# Record excerpts
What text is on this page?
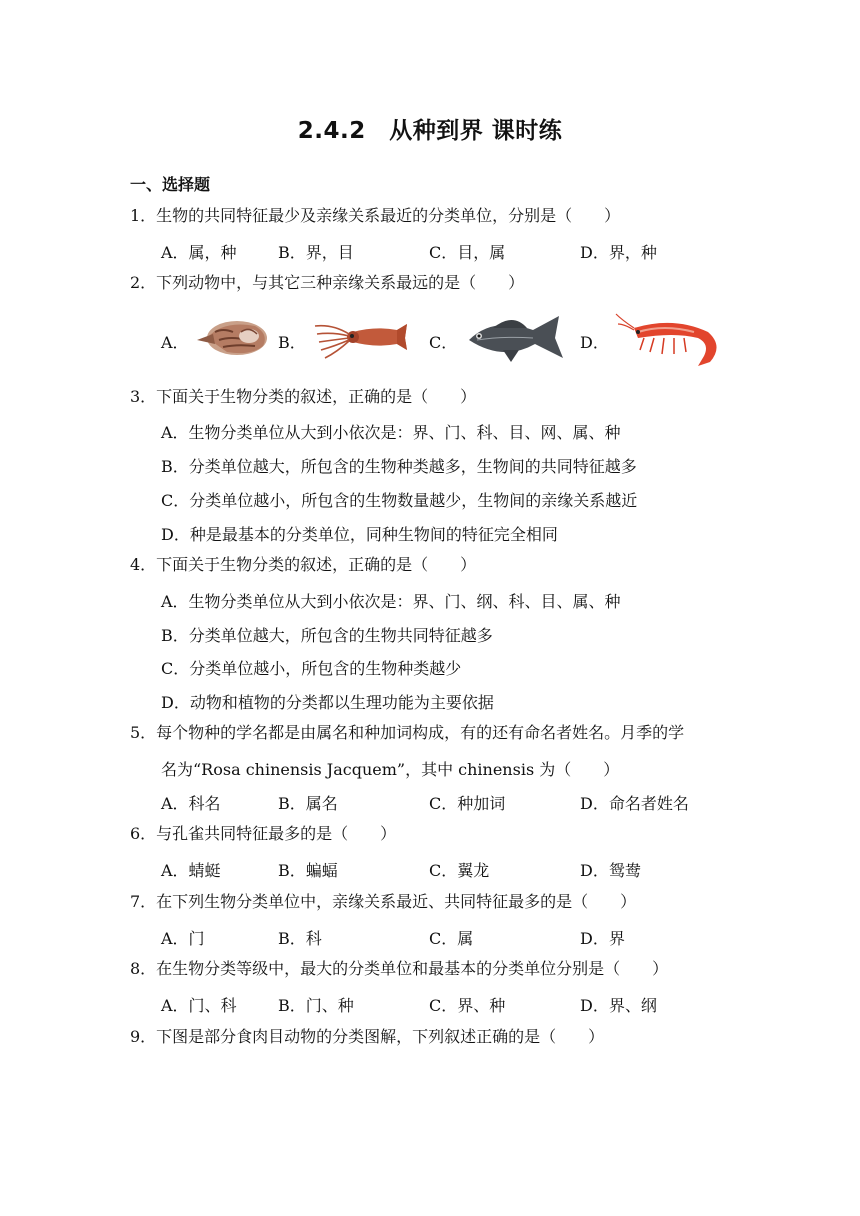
2.4.2　从种到界 课时练
一、选择题
1．生物的共同特征最少及亲缘关系最近的分类单位，分别是（　　）
A．属，种	B．界，目	C．目，属	D．界，种
2．下列动物中，与其它三种亲缘关系最远的是（　　）
A．	B．	C．	D．
3．下面关于生物分类的叙述，正确的是（　　）
A．生物分类单位从大到小依次是：界、门、科、目、网、属、种
B．分类单位越大，所包含的生物种类越多，生物间的共同特征越多
C．分类单位越小，所包含的生物数量越少，生物间的亲缘关系越近
D．种是最基本的分类单位，同种生物间的特征完全相同
4．下面关于生物分类的叙述，正确的是（　　）
A．生物分类单位从大到小依次是：界、门、纲、科、目、属、种
B．分类单位越大，所包含的生物共同特征越多
C．分类单位越小，所包含的生物种类越少
D．动物和植物的分类都以生理功能为主要依据
5．每个物种的学名都是由属名和种加词构成，有的还有命名者姓名。月季的学
名为“Rosa chinensis Jacquem”，其中 chinensis 为（　　）
A．科名	B．属名	C．种加词	D．命名者姓名
6．与孔雀共同特征最多的是（　　）
A．蜻蜓	B．蝙蝠	C．翼龙	D．鸳鸯
7．在下列生物分类单位中，亲缘关系最近、共同特征最多的是（　　）
A．门	B．科	C．属	D．界
8．在生物分类等级中，最大的分类单位和最基本的分类单位分别是（　　）
A．门、科	B．门、种	C．界、种	D．界、纲
9．下图是部分食肉目动物的分类图解，下列叙述正确的是（　　）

# The request
Check every line of the records above for the string "分类单位越小" and say how many contain it, giving the number alone.

# Full output
2